Requirement:
Reproduce the following lines word for word, covering every one of the records.

Stored records:
'''

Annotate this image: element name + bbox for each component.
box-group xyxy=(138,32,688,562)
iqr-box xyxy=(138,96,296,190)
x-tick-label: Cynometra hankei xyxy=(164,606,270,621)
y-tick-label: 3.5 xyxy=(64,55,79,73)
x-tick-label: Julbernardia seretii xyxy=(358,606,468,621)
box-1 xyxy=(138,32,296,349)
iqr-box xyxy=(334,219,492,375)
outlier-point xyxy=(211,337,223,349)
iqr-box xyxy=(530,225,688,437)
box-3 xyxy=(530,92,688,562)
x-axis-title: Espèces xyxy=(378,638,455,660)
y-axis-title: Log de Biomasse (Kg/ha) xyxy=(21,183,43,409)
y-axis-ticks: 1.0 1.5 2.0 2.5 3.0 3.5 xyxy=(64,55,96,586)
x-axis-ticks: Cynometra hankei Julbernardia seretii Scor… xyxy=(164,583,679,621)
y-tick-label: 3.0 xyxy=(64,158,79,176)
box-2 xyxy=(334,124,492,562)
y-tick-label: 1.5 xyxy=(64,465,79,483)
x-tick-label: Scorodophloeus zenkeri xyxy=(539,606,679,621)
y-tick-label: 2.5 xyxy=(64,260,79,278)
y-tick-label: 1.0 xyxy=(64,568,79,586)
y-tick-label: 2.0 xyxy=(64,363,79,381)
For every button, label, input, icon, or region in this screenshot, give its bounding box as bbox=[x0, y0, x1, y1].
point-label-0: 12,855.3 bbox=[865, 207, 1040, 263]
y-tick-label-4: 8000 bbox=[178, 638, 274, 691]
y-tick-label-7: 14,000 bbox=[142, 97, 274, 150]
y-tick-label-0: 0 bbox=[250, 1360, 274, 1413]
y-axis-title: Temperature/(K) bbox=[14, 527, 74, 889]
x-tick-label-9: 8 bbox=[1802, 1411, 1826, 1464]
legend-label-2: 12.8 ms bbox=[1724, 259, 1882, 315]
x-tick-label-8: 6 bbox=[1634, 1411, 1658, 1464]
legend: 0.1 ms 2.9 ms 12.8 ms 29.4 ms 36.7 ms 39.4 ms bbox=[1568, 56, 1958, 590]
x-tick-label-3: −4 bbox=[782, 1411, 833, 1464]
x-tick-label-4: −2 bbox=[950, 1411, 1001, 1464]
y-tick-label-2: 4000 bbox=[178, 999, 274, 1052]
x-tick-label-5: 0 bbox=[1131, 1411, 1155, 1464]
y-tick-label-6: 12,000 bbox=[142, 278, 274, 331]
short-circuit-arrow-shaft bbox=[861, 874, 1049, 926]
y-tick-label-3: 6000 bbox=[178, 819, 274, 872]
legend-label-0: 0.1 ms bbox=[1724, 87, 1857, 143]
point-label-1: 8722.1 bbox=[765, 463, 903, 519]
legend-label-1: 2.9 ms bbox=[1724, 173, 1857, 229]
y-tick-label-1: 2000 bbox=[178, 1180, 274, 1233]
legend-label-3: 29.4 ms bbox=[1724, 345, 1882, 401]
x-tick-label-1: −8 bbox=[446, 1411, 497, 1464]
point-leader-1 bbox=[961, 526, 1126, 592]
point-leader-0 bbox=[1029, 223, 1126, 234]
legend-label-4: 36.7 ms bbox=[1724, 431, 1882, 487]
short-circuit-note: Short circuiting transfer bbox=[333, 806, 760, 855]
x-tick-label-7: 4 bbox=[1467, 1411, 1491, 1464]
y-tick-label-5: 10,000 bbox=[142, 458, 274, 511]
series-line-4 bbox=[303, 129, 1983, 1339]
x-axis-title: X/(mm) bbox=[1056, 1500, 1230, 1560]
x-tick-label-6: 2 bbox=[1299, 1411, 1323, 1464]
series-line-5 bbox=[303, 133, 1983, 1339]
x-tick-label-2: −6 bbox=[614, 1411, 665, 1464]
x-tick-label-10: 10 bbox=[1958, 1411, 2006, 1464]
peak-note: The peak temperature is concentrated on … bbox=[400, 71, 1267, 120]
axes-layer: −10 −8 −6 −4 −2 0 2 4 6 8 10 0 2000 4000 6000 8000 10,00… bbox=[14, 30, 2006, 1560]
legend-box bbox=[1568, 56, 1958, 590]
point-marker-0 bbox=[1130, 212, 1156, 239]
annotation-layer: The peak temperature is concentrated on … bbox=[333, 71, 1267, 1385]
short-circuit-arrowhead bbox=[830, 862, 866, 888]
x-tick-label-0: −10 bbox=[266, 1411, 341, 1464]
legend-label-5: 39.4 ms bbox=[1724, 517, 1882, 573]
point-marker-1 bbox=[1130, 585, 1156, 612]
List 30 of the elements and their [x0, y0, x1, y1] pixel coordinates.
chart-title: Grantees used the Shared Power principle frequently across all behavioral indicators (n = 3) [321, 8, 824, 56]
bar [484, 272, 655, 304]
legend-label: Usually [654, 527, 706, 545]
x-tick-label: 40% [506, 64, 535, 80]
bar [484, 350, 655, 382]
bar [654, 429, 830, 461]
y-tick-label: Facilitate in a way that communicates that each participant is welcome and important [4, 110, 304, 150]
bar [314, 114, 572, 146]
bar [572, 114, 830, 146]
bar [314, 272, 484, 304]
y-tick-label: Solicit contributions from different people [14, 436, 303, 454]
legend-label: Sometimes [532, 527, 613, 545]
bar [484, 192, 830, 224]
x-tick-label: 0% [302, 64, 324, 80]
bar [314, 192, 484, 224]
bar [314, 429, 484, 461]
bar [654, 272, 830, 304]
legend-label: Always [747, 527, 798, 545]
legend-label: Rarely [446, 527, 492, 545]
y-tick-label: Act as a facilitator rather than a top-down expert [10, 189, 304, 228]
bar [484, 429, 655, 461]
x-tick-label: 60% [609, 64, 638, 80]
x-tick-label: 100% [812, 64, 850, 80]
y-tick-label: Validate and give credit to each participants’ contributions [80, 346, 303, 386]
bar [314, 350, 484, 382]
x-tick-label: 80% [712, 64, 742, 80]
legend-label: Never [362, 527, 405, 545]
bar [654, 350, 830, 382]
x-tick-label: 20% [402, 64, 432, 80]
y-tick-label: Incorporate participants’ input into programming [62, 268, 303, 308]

'''

Exercise answer:
Annotate this image: element name + bbox for each component.
box-group xyxy=(138,32,688,562)
iqr-box xyxy=(138,96,296,190)
x-tick-label: Cynometra hankei xyxy=(164,606,270,621)
y-tick-label: 3.5 xyxy=(64,55,79,73)
x-tick-label: Julbernardia seretii xyxy=(358,606,468,621)
box-1 xyxy=(138,32,296,349)
iqr-box xyxy=(334,219,492,375)
outlier-point xyxy=(211,337,223,349)
iqr-box xyxy=(530,225,688,437)
box-3 xyxy=(530,92,688,562)
x-axis-title: Espèces xyxy=(378,638,455,660)
y-axis-title: Log de Biomasse (Kg/ha) xyxy=(21,183,43,409)
y-axis-ticks: 1.0 1.5 2.0 2.5 3.0 3.5 xyxy=(64,55,96,586)
x-axis-ticks: Cynometra hankei Julbernardia seretii Scor… xyxy=(164,583,679,621)
y-tick-label: 3.0 xyxy=(64,158,79,176)
box-2 xyxy=(334,124,492,562)
y-tick-label: 1.5 xyxy=(64,465,79,483)
x-tick-label: Scorodophloeus zenkeri xyxy=(539,606,679,621)
y-tick-label: 2.5 xyxy=(64,260,79,278)
y-tick-label: 1.0 xyxy=(64,568,79,586)
y-tick-label: 2.0 xyxy=(64,363,79,381)
For every button, label, input, icon, or region in this screenshot, give its bounding box as bbox=[x0, y0, x1, y1].
point-label-0: 12,855.3 bbox=[865, 207, 1040, 263]
y-tick-label-4: 8000 bbox=[178, 638, 274, 691]
y-tick-label-7: 14,000 bbox=[142, 97, 274, 150]
y-tick-label-0: 0 bbox=[250, 1360, 274, 1413]
y-axis-title: Temperature/(K) bbox=[14, 527, 74, 889]
x-tick-label-9: 8 bbox=[1802, 1411, 1826, 1464]
legend-label-2: 12.8 ms bbox=[1724, 259, 1882, 315]
x-tick-label-8: 6 bbox=[1634, 1411, 1658, 1464]
legend: 0.1 ms 2.9 ms 12.8 ms 29.4 ms 36.7 ms 39.4 ms bbox=[1568, 56, 1958, 590]
x-tick-label-3: −4 bbox=[782, 1411, 833, 1464]
x-tick-label-4: −2 bbox=[950, 1411, 1001, 1464]
y-tick-label-2: 4000 bbox=[178, 999, 274, 1052]
x-tick-label-5: 0 bbox=[1131, 1411, 1155, 1464]
y-tick-label-6: 12,000 bbox=[142, 278, 274, 331]
short-circuit-arrow-shaft bbox=[861, 874, 1049, 926]
y-tick-label-3: 6000 bbox=[178, 819, 274, 872]
legend-label-0: 0.1 ms bbox=[1724, 87, 1857, 143]
point-label-1: 8722.1 bbox=[765, 463, 903, 519]
legend-label-1: 2.9 ms bbox=[1724, 173, 1857, 229]
y-tick-label-1: 2000 bbox=[178, 1180, 274, 1233]
legend-label-3: 29.4 ms bbox=[1724, 345, 1882, 401]
x-tick-label-1: −8 bbox=[446, 1411, 497, 1464]
point-leader-1 bbox=[961, 526, 1126, 592]
point-leader-0 bbox=[1029, 223, 1126, 234]
legend-label-4: 36.7 ms bbox=[1724, 431, 1882, 487]
short-circuit-note: Short circuiting transfer bbox=[333, 806, 760, 855]
x-tick-label-7: 4 bbox=[1467, 1411, 1491, 1464]
y-tick-label-5: 10,000 bbox=[142, 458, 274, 511]
series-line-4 bbox=[303, 129, 1983, 1339]
x-axis-title: X/(mm) bbox=[1056, 1500, 1230, 1560]
x-tick-label-6: 2 bbox=[1299, 1411, 1323, 1464]
series-line-5 bbox=[303, 133, 1983, 1339]
x-tick-label-2: −6 bbox=[614, 1411, 665, 1464]
x-tick-label-10: 10 bbox=[1958, 1411, 2006, 1464]
peak-note: The peak temperature is concentrated on … bbox=[400, 71, 1267, 120]
axes-layer: −10 −8 −6 −4 −2 0 2 4 6 8 10 0 2000 4000 6000 8000 10,00… bbox=[14, 30, 2006, 1560]
legend-box bbox=[1568, 56, 1958, 590]
point-marker-0 bbox=[1130, 212, 1156, 239]
annotation-layer: The peak temperature is concentrated on … bbox=[333, 71, 1267, 1385]
short-circuit-arrowhead bbox=[830, 862, 866, 888]
x-tick-label-0: −10 bbox=[266, 1411, 341, 1464]
legend-label-5: 39.4 ms bbox=[1724, 517, 1882, 573]
point-marker-1 bbox=[1130, 585, 1156, 612]
List 30 of the elements and their [x0, y0, x1, y1] pixel coordinates.
chart-title: Grantees used the Shared Power principle frequently across all behavioral indicators (n = 3) [321, 8, 824, 56]
bar [484, 272, 655, 304]
legend-label: Usually [654, 527, 706, 545]
x-tick-label: 40% [506, 64, 535, 80]
bar [484, 350, 655, 382]
bar [654, 429, 830, 461]
y-tick-label: Facilitate in a way that communicates that each participant is welcome and important [4, 110, 304, 150]
bar [314, 114, 572, 146]
bar [572, 114, 830, 146]
bar [314, 272, 484, 304]
y-tick-label: Solicit contributions from different people [14, 436, 303, 454]
legend-label: Sometimes [532, 527, 613, 545]
bar [484, 192, 830, 224]
x-tick-label: 0% [302, 64, 324, 80]
bar [314, 192, 484, 224]
bar [314, 429, 484, 461]
bar [654, 272, 830, 304]
legend-label: Always [747, 527, 798, 545]
legend-label: Rarely [446, 527, 492, 545]
y-tick-label: Act as a facilitator rather than a top-down expert [10, 189, 304, 228]
bar [484, 429, 655, 461]
x-tick-label: 60% [609, 64, 638, 80]
x-tick-label: 100% [812, 64, 850, 80]
y-tick-label: Validate and give credit to each participants’ contributions [80, 346, 303, 386]
bar [314, 350, 484, 382]
x-tick-label: 80% [712, 64, 742, 80]
legend-label: Never [362, 527, 405, 545]
bar [654, 350, 830, 382]
x-tick-label: 20% [402, 64, 432, 80]
y-tick-label: Incorporate participants’ input into programming [62, 268, 303, 308]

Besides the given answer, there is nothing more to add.